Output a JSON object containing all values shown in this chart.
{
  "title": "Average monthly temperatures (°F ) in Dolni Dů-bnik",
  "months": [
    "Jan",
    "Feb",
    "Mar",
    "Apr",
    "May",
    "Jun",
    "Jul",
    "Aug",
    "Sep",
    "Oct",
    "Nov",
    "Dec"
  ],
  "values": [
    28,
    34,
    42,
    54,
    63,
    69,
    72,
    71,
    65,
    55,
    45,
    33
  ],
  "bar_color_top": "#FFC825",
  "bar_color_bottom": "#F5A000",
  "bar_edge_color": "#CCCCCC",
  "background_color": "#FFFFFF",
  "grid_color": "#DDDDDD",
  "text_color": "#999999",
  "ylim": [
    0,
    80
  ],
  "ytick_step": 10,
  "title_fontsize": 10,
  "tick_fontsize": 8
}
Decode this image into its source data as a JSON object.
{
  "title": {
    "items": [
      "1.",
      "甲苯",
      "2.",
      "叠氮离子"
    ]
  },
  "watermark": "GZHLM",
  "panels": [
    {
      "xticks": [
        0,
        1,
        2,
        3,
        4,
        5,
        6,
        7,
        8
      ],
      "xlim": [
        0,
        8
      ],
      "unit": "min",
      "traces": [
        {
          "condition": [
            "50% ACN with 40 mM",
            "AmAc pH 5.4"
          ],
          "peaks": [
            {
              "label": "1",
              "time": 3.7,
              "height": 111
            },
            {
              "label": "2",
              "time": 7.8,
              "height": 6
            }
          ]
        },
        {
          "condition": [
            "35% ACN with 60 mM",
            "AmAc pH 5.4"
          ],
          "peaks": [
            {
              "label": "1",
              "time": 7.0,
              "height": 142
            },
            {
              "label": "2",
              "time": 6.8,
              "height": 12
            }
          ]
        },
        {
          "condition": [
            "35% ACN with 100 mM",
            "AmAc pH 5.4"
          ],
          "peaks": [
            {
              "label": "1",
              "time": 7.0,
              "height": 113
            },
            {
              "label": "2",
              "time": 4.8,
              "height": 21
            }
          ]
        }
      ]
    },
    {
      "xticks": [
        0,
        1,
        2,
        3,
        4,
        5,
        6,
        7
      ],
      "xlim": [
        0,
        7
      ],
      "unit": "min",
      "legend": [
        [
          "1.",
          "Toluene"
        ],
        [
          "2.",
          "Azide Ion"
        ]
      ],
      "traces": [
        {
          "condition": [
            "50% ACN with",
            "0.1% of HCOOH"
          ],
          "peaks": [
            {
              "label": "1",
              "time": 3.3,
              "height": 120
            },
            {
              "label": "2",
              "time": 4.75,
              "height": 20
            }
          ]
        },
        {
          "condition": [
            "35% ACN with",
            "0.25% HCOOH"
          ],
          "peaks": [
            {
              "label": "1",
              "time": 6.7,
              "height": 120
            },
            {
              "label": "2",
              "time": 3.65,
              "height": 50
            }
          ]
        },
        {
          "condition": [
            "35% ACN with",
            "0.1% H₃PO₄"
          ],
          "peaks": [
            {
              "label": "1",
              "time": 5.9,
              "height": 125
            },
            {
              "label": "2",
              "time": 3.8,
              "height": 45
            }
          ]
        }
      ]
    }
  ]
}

= = =

Exercise aim: Extract the full listing above without alteration.

Completed task:
Output a JSON object containing all values shown in this chart.
{
  "title": "Average monthly temperatures (°F ) in Dolni Dů-bnik",
  "months": [
    "Jan",
    "Feb",
    "Mar",
    "Apr",
    "May",
    "Jun",
    "Jul",
    "Aug",
    "Sep",
    "Oct",
    "Nov",
    "Dec"
  ],
  "values": [
    28,
    34,
    42,
    54,
    63,
    69,
    72,
    71,
    65,
    55,
    45,
    33
  ],
  "bar_color_top": "#FFC825",
  "bar_color_bottom": "#F5A000",
  "bar_edge_color": "#CCCCCC",
  "background_color": "#FFFFFF",
  "grid_color": "#DDDDDD",
  "text_color": "#999999",
  "ylim": [
    0,
    80
  ],
  "ytick_step": 10,
  "title_fontsize": 10,
  "tick_fontsize": 8
}
Decode this image into its source data as a JSON object.
{
  "title": {
    "items": [
      "1.",
      "甲苯",
      "2.",
      "叠氮离子"
    ]
  },
  "watermark": "GZHLM",
  "panels": [
    {
      "xticks": [
        0,
        1,
        2,
        3,
        4,
        5,
        6,
        7,
        8
      ],
      "xlim": [
        0,
        8
      ],
      "unit": "min",
      "traces": [
        {
          "condition": [
            "50% ACN with 40 mM",
            "AmAc pH 5.4"
          ],
          "peaks": [
            {
              "label": "1",
              "time": 3.7,
              "height": 111
            },
            {
              "label": "2",
              "time": 7.8,
              "height": 6
            }
          ]
        },
        {
          "condition": [
            "35% ACN with 60 mM",
            "AmAc pH 5.4"
          ],
          "peaks": [
            {
              "label": "1",
              "time": 7.0,
              "height": 142
            },
            {
              "label": "2",
              "time": 6.8,
              "height": 12
            }
          ]
        },
        {
          "condition": [
            "35% ACN with 100 mM",
            "AmAc pH 5.4"
          ],
          "peaks": [
            {
              "label": "1",
              "time": 7.0,
              "height": 113
            },
            {
              "label": "2",
              "time": 4.8,
              "height": 21
            }
          ]
        }
      ]
    },
    {
      "xticks": [
        0,
        1,
        2,
        3,
        4,
        5,
        6,
        7
      ],
      "xlim": [
        0,
        7
      ],
      "unit": "min",
      "legend": [
        [
          "1.",
          "Toluene"
        ],
        [
          "2.",
          "Azide Ion"
        ]
      ],
      "traces": [
        {
          "condition": [
            "50% ACN with",
            "0.1% of HCOOH"
          ],
          "peaks": [
            {
              "label": "1",
              "time": 3.3,
              "height": 120
            },
            {
              "label": "2",
              "time": 4.75,
              "height": 20
            }
          ]
        },
        {
          "condition": [
            "35% ACN with",
            "0.25% HCOOH"
          ],
          "peaks": [
            {
              "label": "1",
              "time": 6.7,
              "height": 120
            },
            {
              "label": "2",
              "time": 3.65,
              "height": 50
            }
          ]
        },
        {
          "condition": [
            "35% ACN with",
            "0.1% H₃PO₄"
          ],
          "peaks": [
            {
              "label": "1",
              "time": 5.9,
              "height": 125
            },
            {
              "label": "2",
              "time": 3.8,
              "height": 45
            }
          ]
        }
      ]
    }
  ]
}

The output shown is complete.